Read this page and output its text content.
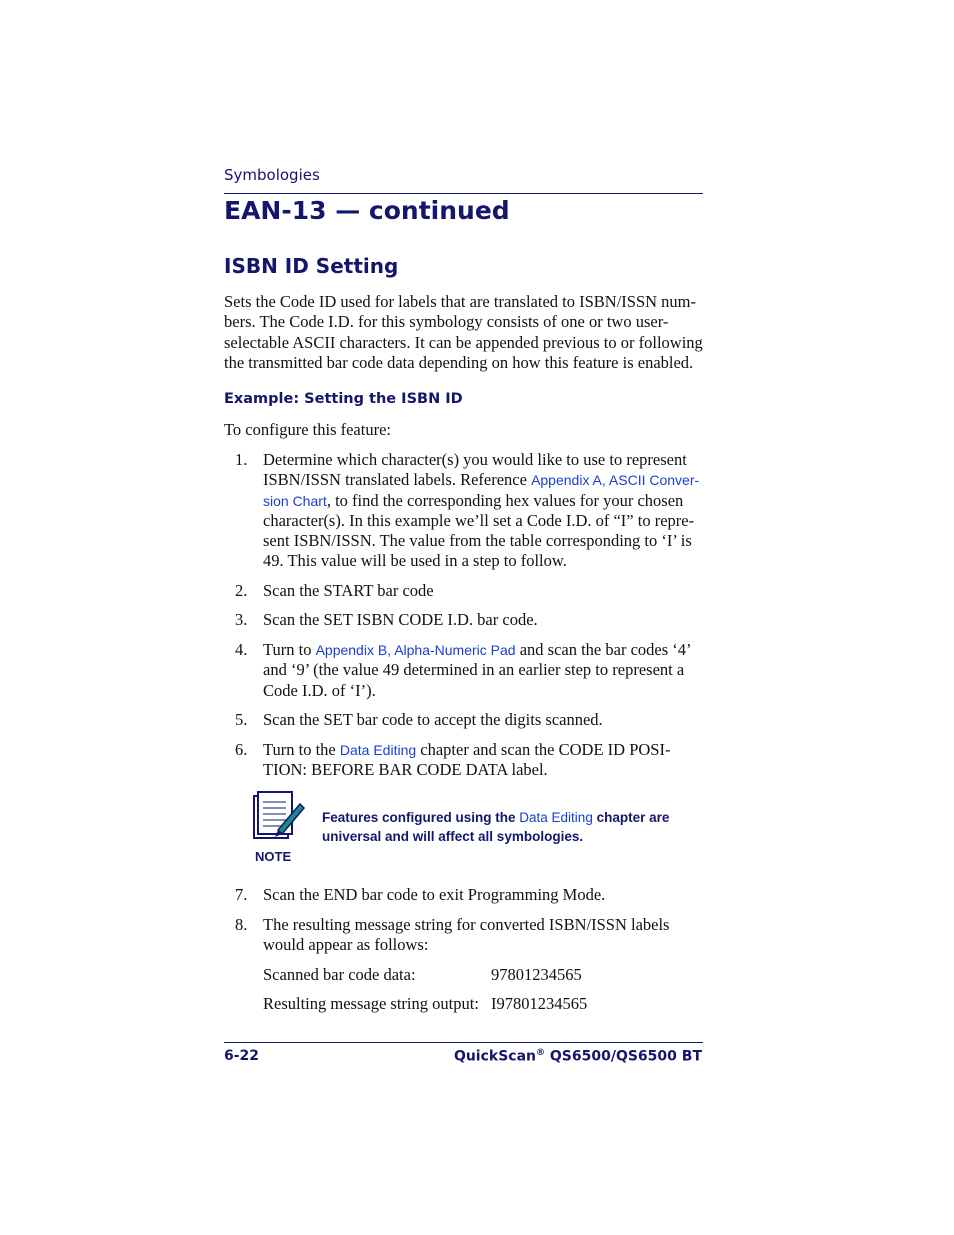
Symbologies
EAN-13 — continued
ISBN ID Setting
Sets the Code ID used for labels that are translated to ISBN/ISSN num-
bers. The Code I.D. for this symbology consists of one or two user-
selectable ASCII characters. It can be appended previous to or following
the transmitted bar code data depending on how this feature is enabled.
Example: Setting the ISBN ID
To configure this feature:
1. Determine which character(s) you would like to use to represent
ISBN/ISSN translated labels. Reference Appendix A, ASCII Conver-
sion Chart, to find the corresponding hex values for your chosen
character(s). In this example we’ll set a Code I.D. of “I” to repre-
sent ISBN/ISSN. The value from the table corresponding to ‘I’ is
49. This value will be used in a step to follow.
2. Scan the START bar code
3. Scan the SET ISBN CODE I.D. bar code.
4. Turn to Appendix B, Alpha-Numeric Pad and scan the bar codes ‘4’
and ‘9’ (the value 49 determined in an earlier step to represent a
Code I.D. of ‘I’).
5. Scan the SET bar code to accept the digits scanned.
6. Turn to the Data Editing chapter and scan the CODE ID POSI-
TION: BEFORE BAR CODE DATA label.
NOTE
Features configured using the Data Editing chapter are
universal and will affect all symbologies.
7. Scan the END bar code to exit Programming Mode.
8. The resulting message string for converted ISBN/ISSN labels
would appear as follows:
Scanned bar code data:	97801234565
Resulting message string output: I97801234565
6-22	QuickScan® QS6500/QS6500 BT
□ □ □ □ □ □ □
_TASK GOAL_
Write out every line above exactly as it is, leaving out the pictures.

_THE ANSWER_
Read this page and output its text content.
Symbologies
EAN-13 — continued
ISBN ID Setting
Sets the Code ID used for labels that are translated to ISBN/ISSN num-
bers. The Code I.D. for this symbology consists of one or two user-
selectable ASCII characters. It can be appended previous to or following
the transmitted bar code data depending on how this feature is enabled.
Example: Setting the ISBN ID
To configure this feature:
1. Determine which character(s) you would like to use to represent
ISBN/ISSN translated labels. Reference Appendix A, ASCII Conver-
sion Chart, to find the corresponding hex values for your chosen
character(s). In this example we’ll set a Code I.D. of “I” to repre-
sent ISBN/ISSN. The value from the table corresponding to ‘I’ is
49. This value will be used in a step to follow.
2. Scan the START bar code
3. Scan the SET ISBN CODE I.D. bar code.
4. Turn to Appendix B, Alpha-Numeric Pad and scan the bar codes ‘4’
and ‘9’ (the value 49 determined in an earlier step to represent a
Code I.D. of ‘I’).
5. Scan the SET bar code to accept the digits scanned.
6. Turn to the Data Editing chapter and scan the CODE ID POSI-
TION: BEFORE BAR CODE DATA label.
NOTE
Features configured using the Data Editing chapter are
universal and will affect all symbologies.
7. Scan the END bar code to exit Programming Mode.
8. The resulting message string for converted ISBN/ISSN labels
would appear as follows:
Scanned bar code data:	97801234565
Resulting message string output: I97801234565
6-22	QuickScan® QS6500/QS6500 BT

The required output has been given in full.